== EXTRACT PROVIDED ==
###

Q4: How is DOM2 different from Diffuser [4], EDP [5], MADIFF [6], OMAC [7] and OMIGA [8]? Can you please discuss some recent related works comparing DOM2 with offline RL and multi-agent RL literature?
A4: The difference between DOM2 and the stated algorithms are listed in answering the weakness 3 and 4. More comparisons in the experiment will be shown in the future.
I thank the authors for responding to my comments. After going through other reviews and responses from authors, my concerns remain unaddressed-
- Claims on Conservatism: Authors state that DOM2 is beyond conservative methods as a result of its improved performance. Algorithmically, DOM2 still uses the conservative regularization of CQL for policy improvement which makes it a conservative algorithm. The fact that DOM2 identifies more solutions than other methods does not remove it from the bracket of conservative algorithms. Furthermore, identifying diverse solutions does not necessarily correlate with generalization. DOM2 identifies more solutions but conservative methods have shown decent performance in Out-Of Distribution (OOD) settings. Lastly, improvement in results can be observed as a primary consequence of the CQL algorithm from ablations. I encourage the authors to revisit their claims and assess their soundness.
- Data Augmentation: Authors state that the quality of the dataset is not determined by trajectory rewards. It is also stated that the quality of the dataset is related to the performance of behavior policy. I find these statements to be contradictory and confusing. The data augmentation technique uses rewards as a scoring function to select high-quality samples. These samples are then duplicated in the dataset. In my view, this does not conform to a data augmentation technique since none of the data samples are augmented/manipulated in any way. In fact, the technique does not change the distribution of data. It only provides DOM2 with frequent access to high-reward samples. What happens if we do this selective sampling for other baselines? How does the augmentation strategy lead to a change in data distribution in order to grow the dataset? These questions remain unanswered since the technique does not alter data samples. Authors could revise their augmentation strategy or categorize it as a separate design choice for future work.

###

== TASK DATA ==
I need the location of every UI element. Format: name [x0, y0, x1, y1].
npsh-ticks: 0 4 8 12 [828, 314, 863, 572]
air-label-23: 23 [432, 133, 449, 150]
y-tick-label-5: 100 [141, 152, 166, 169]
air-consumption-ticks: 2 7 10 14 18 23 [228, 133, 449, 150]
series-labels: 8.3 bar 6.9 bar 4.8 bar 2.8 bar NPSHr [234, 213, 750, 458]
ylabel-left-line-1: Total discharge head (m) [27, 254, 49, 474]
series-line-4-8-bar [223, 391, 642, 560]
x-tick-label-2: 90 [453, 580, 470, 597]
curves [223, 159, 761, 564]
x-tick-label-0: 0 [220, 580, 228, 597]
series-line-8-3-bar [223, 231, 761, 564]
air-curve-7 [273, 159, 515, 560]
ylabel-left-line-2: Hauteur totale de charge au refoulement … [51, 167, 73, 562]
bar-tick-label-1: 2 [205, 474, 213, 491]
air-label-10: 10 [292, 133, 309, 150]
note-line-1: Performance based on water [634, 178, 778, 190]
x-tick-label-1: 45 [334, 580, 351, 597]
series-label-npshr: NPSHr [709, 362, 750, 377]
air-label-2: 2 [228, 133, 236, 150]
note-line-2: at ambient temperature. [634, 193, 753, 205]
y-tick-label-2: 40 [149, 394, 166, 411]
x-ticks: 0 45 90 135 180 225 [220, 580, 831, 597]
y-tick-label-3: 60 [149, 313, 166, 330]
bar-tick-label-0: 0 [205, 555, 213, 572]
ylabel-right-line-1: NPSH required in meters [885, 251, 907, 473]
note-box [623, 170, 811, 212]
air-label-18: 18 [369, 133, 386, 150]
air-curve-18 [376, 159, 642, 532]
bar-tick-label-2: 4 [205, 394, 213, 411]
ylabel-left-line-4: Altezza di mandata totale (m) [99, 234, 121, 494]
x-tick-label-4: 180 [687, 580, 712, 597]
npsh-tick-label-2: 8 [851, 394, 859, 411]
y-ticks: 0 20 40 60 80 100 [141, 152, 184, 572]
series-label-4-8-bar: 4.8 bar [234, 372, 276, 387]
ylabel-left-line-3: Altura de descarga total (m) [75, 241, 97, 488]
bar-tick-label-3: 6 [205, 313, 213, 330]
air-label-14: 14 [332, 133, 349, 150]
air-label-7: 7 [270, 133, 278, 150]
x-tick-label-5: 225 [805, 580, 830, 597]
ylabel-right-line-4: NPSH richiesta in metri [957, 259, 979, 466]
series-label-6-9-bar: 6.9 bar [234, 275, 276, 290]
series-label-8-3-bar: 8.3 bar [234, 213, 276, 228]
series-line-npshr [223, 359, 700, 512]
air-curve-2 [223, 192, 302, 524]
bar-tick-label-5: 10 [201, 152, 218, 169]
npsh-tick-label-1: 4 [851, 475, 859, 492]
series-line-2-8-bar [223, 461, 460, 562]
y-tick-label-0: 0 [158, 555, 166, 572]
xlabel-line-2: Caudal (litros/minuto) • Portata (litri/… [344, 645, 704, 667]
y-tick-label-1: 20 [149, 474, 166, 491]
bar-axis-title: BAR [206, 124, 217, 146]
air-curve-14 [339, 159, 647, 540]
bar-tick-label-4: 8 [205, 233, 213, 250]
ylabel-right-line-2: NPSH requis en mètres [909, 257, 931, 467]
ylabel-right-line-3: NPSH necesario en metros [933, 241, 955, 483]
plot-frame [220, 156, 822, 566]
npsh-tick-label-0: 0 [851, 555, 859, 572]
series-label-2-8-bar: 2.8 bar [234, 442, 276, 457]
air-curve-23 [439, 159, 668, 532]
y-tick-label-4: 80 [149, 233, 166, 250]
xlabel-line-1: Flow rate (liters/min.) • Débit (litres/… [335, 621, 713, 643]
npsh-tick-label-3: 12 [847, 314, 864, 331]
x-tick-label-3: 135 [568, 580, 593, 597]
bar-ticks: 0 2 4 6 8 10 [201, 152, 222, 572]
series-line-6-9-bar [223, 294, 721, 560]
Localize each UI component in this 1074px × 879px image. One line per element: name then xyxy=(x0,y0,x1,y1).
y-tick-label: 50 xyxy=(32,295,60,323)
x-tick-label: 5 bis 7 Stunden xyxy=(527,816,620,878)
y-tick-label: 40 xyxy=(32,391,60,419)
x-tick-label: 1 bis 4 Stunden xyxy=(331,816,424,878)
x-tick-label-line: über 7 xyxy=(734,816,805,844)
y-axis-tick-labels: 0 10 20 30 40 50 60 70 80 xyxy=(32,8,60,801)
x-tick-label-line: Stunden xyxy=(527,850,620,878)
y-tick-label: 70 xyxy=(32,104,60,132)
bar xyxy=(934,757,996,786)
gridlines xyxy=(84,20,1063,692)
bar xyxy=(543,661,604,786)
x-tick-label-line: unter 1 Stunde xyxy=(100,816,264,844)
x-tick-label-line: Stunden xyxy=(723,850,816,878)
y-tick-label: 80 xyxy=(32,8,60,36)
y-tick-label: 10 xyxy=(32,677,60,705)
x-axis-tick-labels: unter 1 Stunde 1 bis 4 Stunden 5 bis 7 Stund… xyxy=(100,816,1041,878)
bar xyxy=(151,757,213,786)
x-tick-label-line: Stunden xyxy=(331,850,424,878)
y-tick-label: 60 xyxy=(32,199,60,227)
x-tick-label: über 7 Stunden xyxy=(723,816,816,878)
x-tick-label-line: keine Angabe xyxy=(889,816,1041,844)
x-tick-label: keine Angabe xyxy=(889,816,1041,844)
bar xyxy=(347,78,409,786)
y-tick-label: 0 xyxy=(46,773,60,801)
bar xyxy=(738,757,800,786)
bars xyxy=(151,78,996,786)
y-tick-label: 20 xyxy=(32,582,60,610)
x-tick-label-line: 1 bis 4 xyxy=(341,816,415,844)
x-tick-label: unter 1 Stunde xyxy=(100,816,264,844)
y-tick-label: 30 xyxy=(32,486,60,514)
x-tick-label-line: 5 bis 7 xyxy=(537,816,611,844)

###

== REQUIREMENT 1 ==
Summarize the reviewer exchange about DOM2 in three sentences.
== REQUIREMENT 2 ==
Render as a numbered list the lines of the listing, starting with its first line and going on through the line that contains "bar-tick-label-1: 2 [205, 474, 213, 491]", leaving out blank lines.
The text and the listing have no connection to each other.

== TASK RESULT 1 ==
Asked how DOM2 differs from Diffuser, EDP, MADIFF, OMAC and OMIGA, the authors point to their earlier answers and promise more experimental comparisons in the future. The reviewer says the concerns remain unaddressed, noting that DOM2 still uses the conservative regularization of CQL, so it remains a conservative algorithm despite finding more solutions. The reviewer also argues that the data augmentation only scores samples by reward and duplicates the high-quality ones without altering any sample or the data distribution, so it is not a true augmentation technique.

== TASK RESULT 2 ==
1. I need the location of every UI element. Format: name [x0, y0, x1, y1].
2. npsh-ticks: 0 4 8 12 [828, 314, 863, 572]
3. air-label-23: 23 [432, 133, 449, 150]
4. y-tick-label-5: 100 [141, 152, 166, 169]
5. air-consumption-ticks: 2 7 10 14 18 23 [228, 133, 449, 150]
6. series-labels: 8.3 bar 6.9 bar 4.8 bar 2.8 bar NPSHr [234, 213, 750, 458]
7. ylabel-left-line-1: Total discharge head (m) [27, 254, 49, 474]
8. series-line-4-8-bar [223, 391, 642, 560]
9. x-tick-label-2: 90 [453, 580, 470, 597]
10. curves [223, 159, 761, 564]
11. x-tick-label-0: 0 [220, 580, 228, 597]
12. series-line-8-3-bar [223, 231, 761, 564]
13. air-curve-7 [273, 159, 515, 560]
14. ylabel-left-line-2: Hauteur totale de charge au refoulement … [51, 167, 73, 562]
15. bar-tick-label-1: 2 [205, 474, 213, 491]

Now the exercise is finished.